— Start Supplied information —

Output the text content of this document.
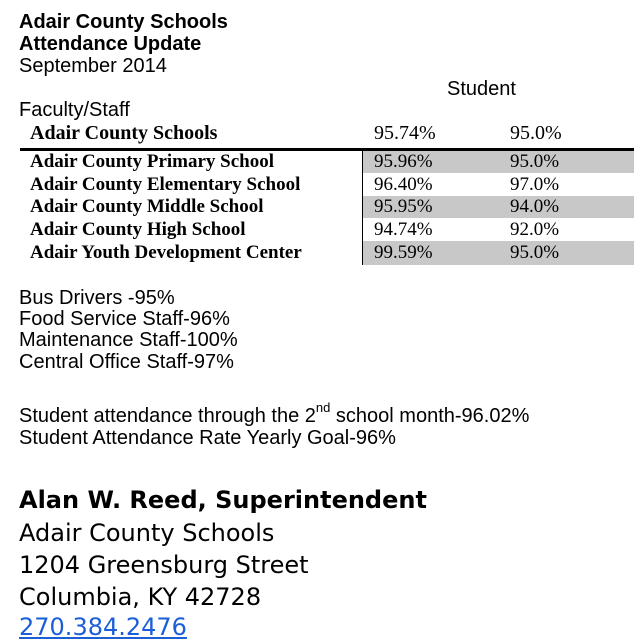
Adair County Schools
Attendance Update
September 2014
Student
Faculty/Staff
Adair County Schools	95.74%	95.0%
Adair County Primary School	95.96%	95.0%
Adair County Elementary School	96.40%	97.0%
Adair County Middle School	95.95%	94.0%
Adair County High School	94.74%	92.0%
Adair Youth Development Center	99.59%	95.0%
Bus Drivers -95%
Food Service Staff-96%
Maintenance Staff-100%
Central Office Staff-97%
Student attendance through the 2nd school month-96.02%
Student Attendance Rate Yearly Goal-96%
Alan W. Reed, Superintendent
Adair County Schools
1204 Greensburg Street
Columbia, KY 42728
270.384.2476
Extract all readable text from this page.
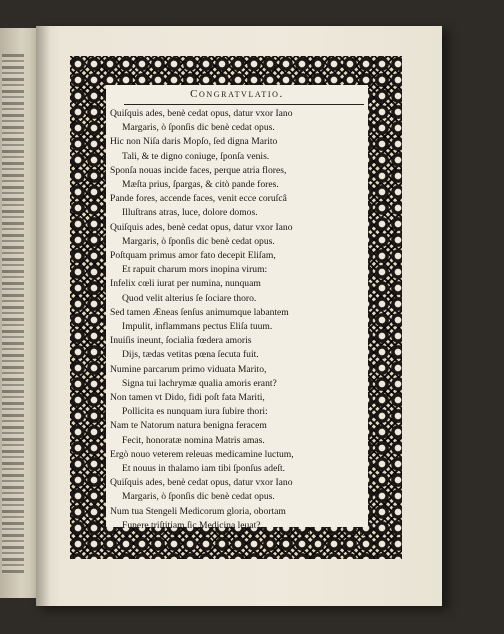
Congratvlatio.
Quiſquis ades, benè cedat opus, datur vxor Iano
Margaris, ò ſponſis dic benè cedat opus.
Hic non Niſa daris Mopſo, ſed digna Marito
Tali, & te digno coniuge, ſponſa venis.
Sponſa nouas incide faces, perque atria flores,
Mæſta prius, ſpargas, & citò pande fores.
Pande fores, accende faces, venit ecce coruſcâ
Illuſtrans atras, luce, dolore domos.
Quiſquis ades, benè cedat opus, datur vxor Iano
Margaris, ò ſponſis dic benè cedat opus.
Poſtquam primus amor fato decepit Eliſam,
Et rapuit charum mors inopina virum:
Infelix cœli iurat per numina, nunquam
Quod velit alterius ſe ſociare thoro.
Sed tamen Æneas ſenſus animumque labantem
Impulit, inflammans pectus Eliſa tuum.
Inuiſis ineunt, ſocialia fœdera amoris
Dijs, tædas vetitas pœna ſecuta fuit.
Numine parcarum primo viduata Marito,
Signa tui lachrymæ qualia amoris erant?
Non tamen vt Dido, fidi poſt fata Mariti,
Pollicita es nunquam iura ſubire thori:
Nam te Natorum natura benigna feracem
Fecit, honoratæ nomina Matris amas.
Ergò nouo veterem releuas medicamine luctum,
Et nouus in thalamo iam tibi ſponſus adeſt.
Quiſquis ades, benè cedat opus, datur vxor Iano
Margaris, ò ſponſis dic benè cedat opus.
Num tua Stengeli Medicorum gloria, obortam
Funere triſtitiam ſic Medicina leuat?
A 4	Sic
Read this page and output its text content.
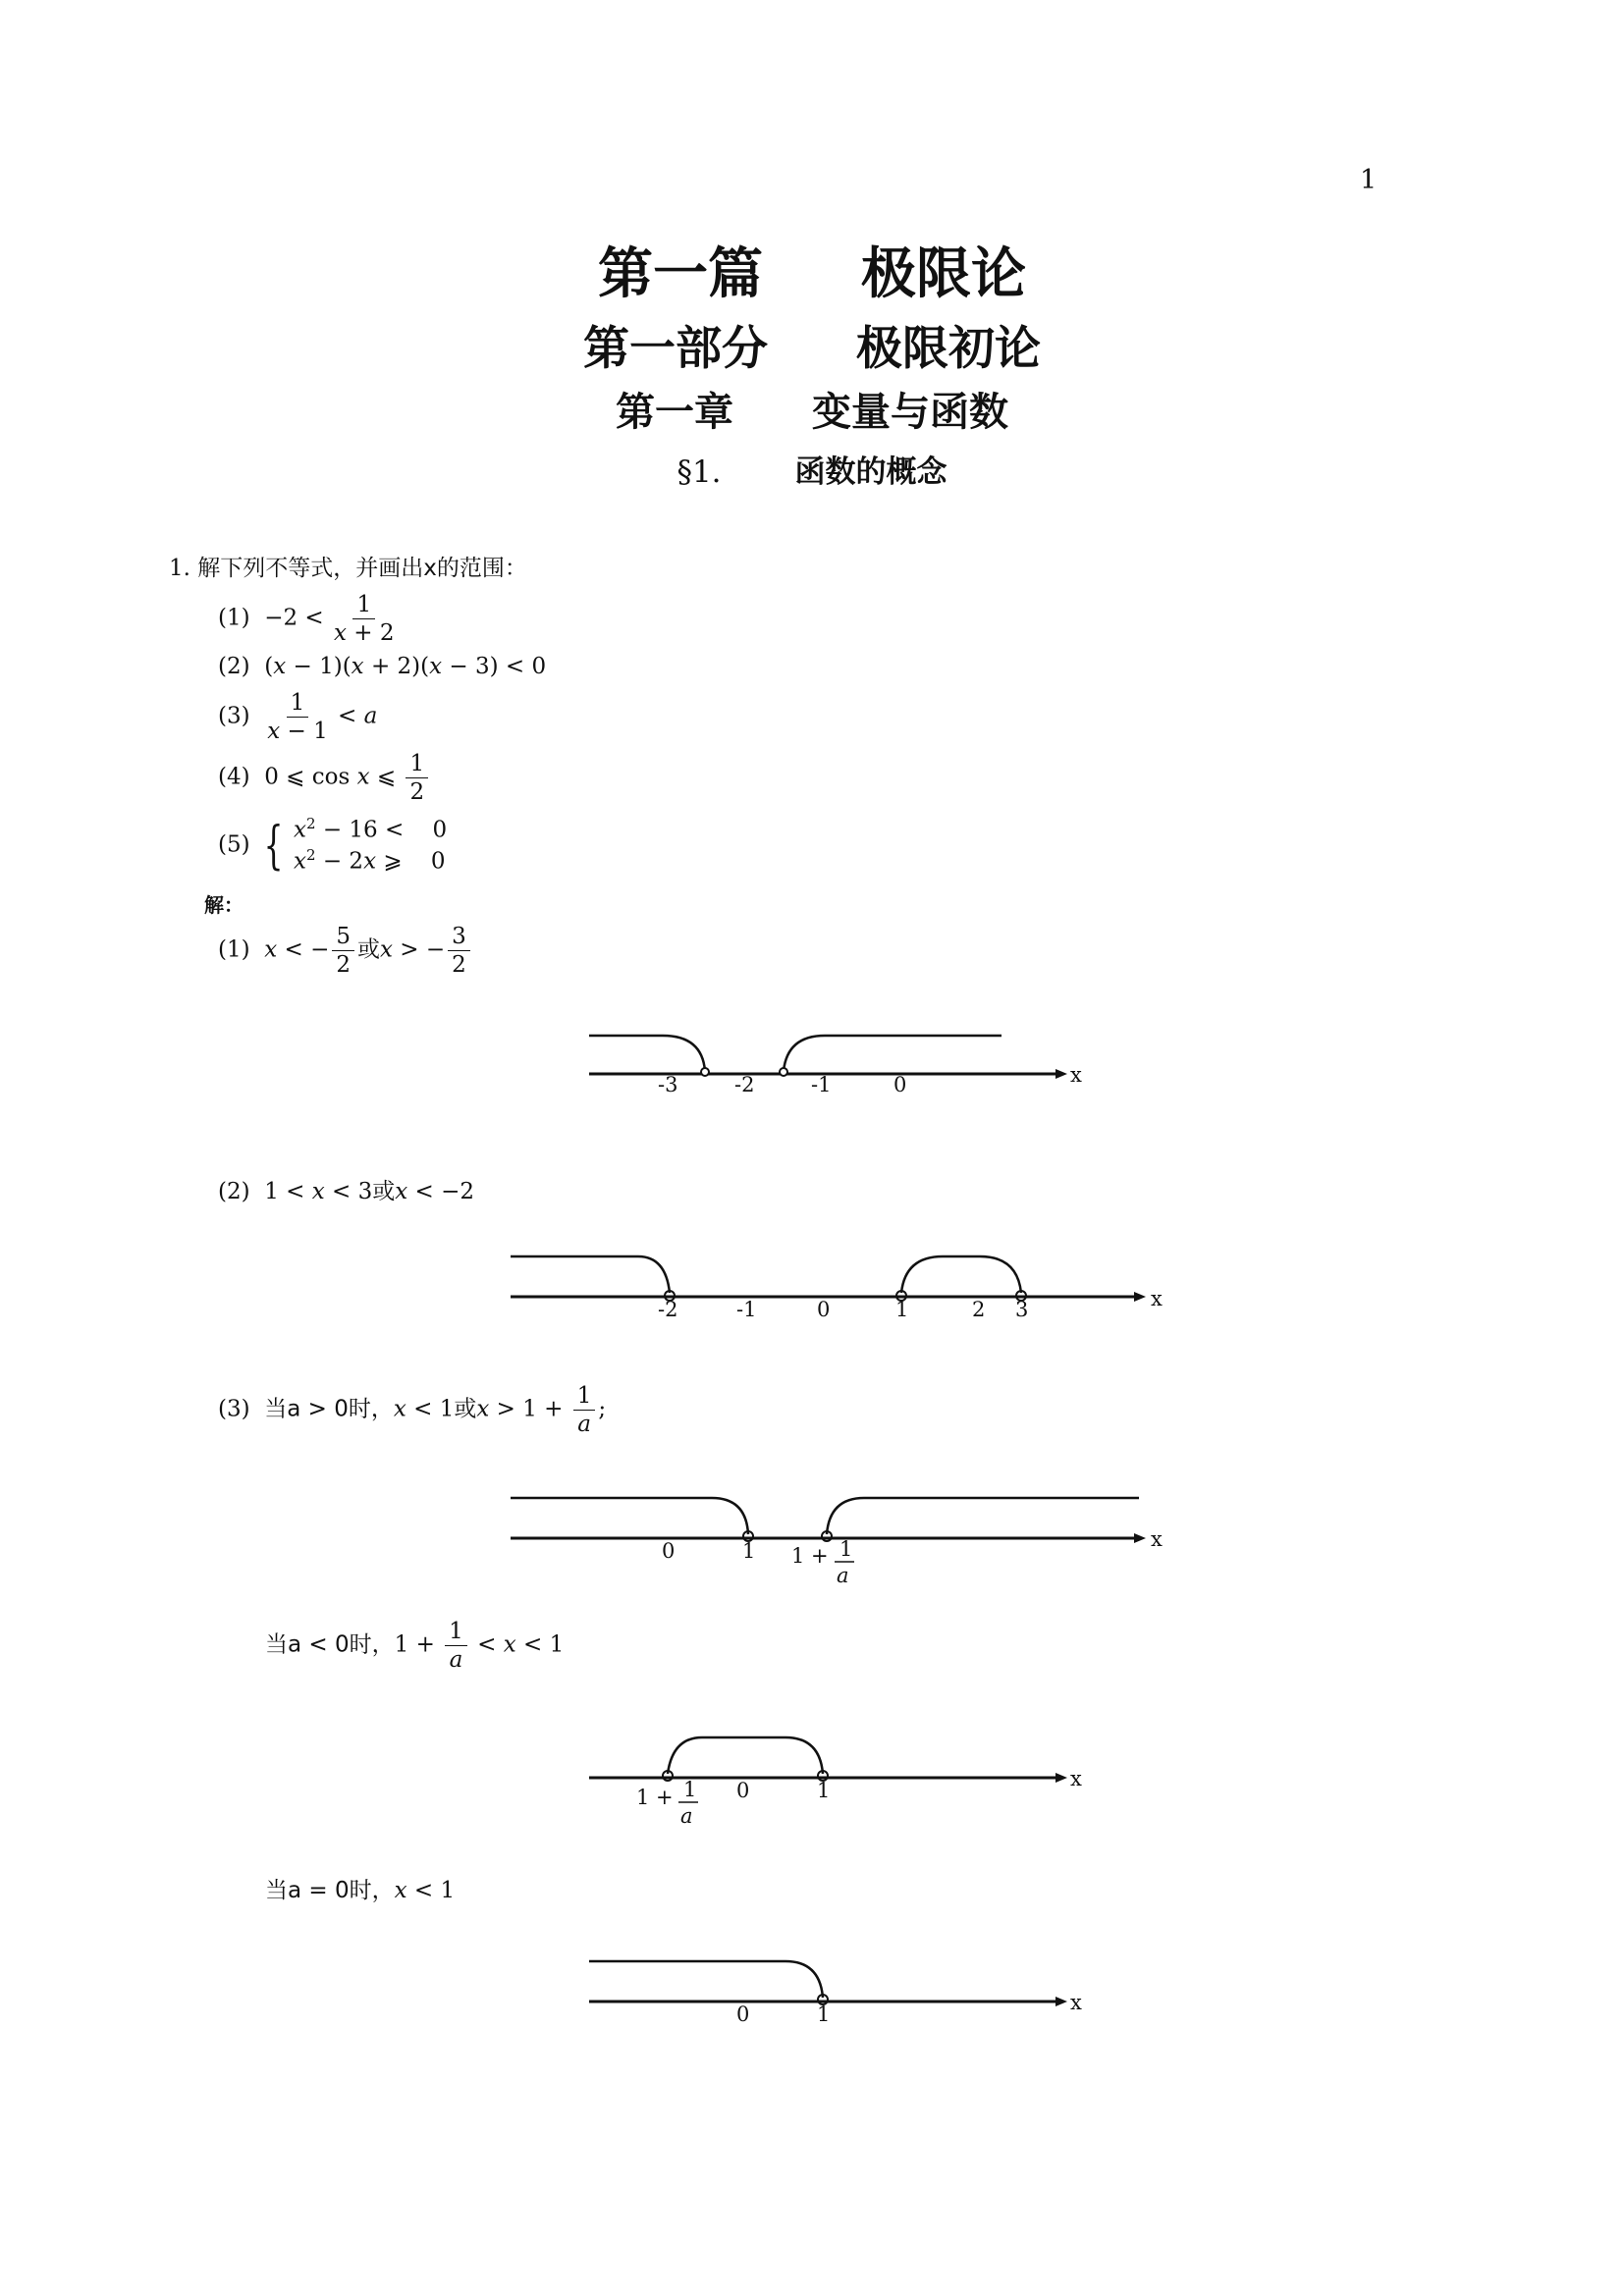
1
第一篇 极限论
第一部分 极限初论
第一章 变量与函数
§1. 函数的概念
1. 解下列不等式，并画出x的范围：
$(1) -2 < \frac{1}{x + 2}$
(2)  (x − 1)(x + 2)(x − 3) < 0
$(3) \frac{1}{x - 1} < a$
(4)  0 ⩽ cos x ⩽ $\frac{1}{2}$
(5) { $x^2 - 16$ <    0
$x^2 - 2x$ ⩾    0
解：
(1) x < − $\frac{5}{2}$ 或x > − $\frac{3}{2}$
-3	-2	-1	0	x
(2)  1 < x < 3或x < −2
-2	-1	0	1	2 3	x
(3) 当a > 0时，x < 1或$x > 1 + \frac{1}{a}$ ;
0	1 1 + 1
a
x
当a < 0时，$1 + \frac{1}{a} < x < 1$
0	1
1 + 1
a
x
当a = 0时，x < 1
0	1	x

— End Supplied information —

_Given problem_
Go through the material line by line. Show each line that contains the string "this".

_Exercise answer_
Output the text content of this document.
Extract all readable text from this page.
Read this page and output its text content.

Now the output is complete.